■ EXERCISE TASK
Copy each line below that contains "text".

■ ■ ■ ■ ■ ■ ■

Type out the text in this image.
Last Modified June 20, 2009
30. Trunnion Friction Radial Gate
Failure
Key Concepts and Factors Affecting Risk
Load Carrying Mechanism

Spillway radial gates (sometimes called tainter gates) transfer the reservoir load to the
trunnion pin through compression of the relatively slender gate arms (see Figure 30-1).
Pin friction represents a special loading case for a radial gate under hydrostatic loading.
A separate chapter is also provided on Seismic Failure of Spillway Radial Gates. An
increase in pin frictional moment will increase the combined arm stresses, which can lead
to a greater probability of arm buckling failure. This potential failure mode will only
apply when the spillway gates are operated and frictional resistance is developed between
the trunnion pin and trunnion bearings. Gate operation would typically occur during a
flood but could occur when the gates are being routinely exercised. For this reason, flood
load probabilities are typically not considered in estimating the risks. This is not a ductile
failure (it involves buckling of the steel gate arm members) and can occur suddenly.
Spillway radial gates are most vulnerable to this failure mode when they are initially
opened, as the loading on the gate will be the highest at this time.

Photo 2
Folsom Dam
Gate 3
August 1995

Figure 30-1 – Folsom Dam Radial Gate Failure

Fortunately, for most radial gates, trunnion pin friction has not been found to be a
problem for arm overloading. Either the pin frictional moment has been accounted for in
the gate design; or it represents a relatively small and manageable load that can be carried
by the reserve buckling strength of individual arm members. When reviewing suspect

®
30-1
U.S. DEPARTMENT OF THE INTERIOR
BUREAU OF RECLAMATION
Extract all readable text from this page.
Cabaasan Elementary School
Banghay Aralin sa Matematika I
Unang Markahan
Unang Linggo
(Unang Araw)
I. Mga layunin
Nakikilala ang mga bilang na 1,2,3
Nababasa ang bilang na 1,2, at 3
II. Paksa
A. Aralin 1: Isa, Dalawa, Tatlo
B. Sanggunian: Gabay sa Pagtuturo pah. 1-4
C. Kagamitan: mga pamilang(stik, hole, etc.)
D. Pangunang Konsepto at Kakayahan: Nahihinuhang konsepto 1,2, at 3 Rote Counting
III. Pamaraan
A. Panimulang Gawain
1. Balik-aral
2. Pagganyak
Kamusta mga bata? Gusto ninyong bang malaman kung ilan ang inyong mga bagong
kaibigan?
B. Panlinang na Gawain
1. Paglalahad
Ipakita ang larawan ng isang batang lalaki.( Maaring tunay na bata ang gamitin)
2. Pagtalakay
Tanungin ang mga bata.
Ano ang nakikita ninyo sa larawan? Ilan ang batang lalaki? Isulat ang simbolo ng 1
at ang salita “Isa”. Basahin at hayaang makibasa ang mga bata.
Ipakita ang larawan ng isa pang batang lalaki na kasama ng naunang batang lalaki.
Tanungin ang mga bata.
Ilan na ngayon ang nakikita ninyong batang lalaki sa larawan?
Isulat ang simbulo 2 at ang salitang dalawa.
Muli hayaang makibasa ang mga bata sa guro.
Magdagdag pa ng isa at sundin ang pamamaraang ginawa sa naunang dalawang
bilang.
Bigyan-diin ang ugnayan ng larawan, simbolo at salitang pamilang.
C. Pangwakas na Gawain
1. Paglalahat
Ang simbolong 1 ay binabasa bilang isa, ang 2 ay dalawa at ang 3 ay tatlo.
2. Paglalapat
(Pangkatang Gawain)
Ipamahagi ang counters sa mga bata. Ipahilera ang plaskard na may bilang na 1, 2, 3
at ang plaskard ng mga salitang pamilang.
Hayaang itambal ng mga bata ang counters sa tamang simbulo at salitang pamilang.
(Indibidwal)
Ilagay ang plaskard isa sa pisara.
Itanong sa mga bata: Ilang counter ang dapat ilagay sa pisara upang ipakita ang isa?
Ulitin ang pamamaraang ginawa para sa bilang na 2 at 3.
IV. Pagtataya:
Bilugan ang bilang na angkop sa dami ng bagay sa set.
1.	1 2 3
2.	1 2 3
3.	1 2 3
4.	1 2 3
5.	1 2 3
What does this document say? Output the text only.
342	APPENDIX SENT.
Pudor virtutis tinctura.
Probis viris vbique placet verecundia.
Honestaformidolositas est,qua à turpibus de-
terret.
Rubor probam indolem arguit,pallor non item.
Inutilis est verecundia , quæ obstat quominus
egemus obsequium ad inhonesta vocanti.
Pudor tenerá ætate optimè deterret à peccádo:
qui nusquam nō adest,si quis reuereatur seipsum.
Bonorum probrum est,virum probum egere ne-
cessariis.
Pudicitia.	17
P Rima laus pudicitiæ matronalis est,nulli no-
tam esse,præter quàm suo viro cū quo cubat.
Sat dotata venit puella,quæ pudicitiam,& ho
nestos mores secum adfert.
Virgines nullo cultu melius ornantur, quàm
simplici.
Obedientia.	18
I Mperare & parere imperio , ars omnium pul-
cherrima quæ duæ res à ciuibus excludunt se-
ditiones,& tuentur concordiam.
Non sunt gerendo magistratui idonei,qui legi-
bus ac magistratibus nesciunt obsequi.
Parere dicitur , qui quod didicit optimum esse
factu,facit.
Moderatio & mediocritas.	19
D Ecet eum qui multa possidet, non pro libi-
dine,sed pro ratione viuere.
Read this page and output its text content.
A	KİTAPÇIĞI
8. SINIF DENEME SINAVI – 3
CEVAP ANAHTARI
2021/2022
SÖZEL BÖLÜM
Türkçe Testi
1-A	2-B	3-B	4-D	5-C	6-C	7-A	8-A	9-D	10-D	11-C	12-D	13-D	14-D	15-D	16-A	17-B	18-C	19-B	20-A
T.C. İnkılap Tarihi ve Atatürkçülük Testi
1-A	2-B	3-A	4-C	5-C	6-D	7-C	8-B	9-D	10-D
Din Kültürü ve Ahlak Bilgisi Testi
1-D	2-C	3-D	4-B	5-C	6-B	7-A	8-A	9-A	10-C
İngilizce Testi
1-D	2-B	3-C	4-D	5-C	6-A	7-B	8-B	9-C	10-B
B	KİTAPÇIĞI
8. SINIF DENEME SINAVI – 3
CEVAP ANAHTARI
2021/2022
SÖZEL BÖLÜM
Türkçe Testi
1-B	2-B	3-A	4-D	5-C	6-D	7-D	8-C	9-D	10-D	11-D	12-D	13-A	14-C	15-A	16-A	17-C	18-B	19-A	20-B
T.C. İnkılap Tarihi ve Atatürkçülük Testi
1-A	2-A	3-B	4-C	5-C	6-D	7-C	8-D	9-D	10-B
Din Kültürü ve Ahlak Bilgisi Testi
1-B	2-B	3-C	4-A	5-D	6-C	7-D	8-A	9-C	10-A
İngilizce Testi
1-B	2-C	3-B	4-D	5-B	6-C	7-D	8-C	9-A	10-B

■ ■ ■ ■ ■ ■ ■

■ EXERCISE ANSWER
Type out the text in this image.
Extract all readable text from this page.
What does this document say? Output the text only.
Read this page and output its text content.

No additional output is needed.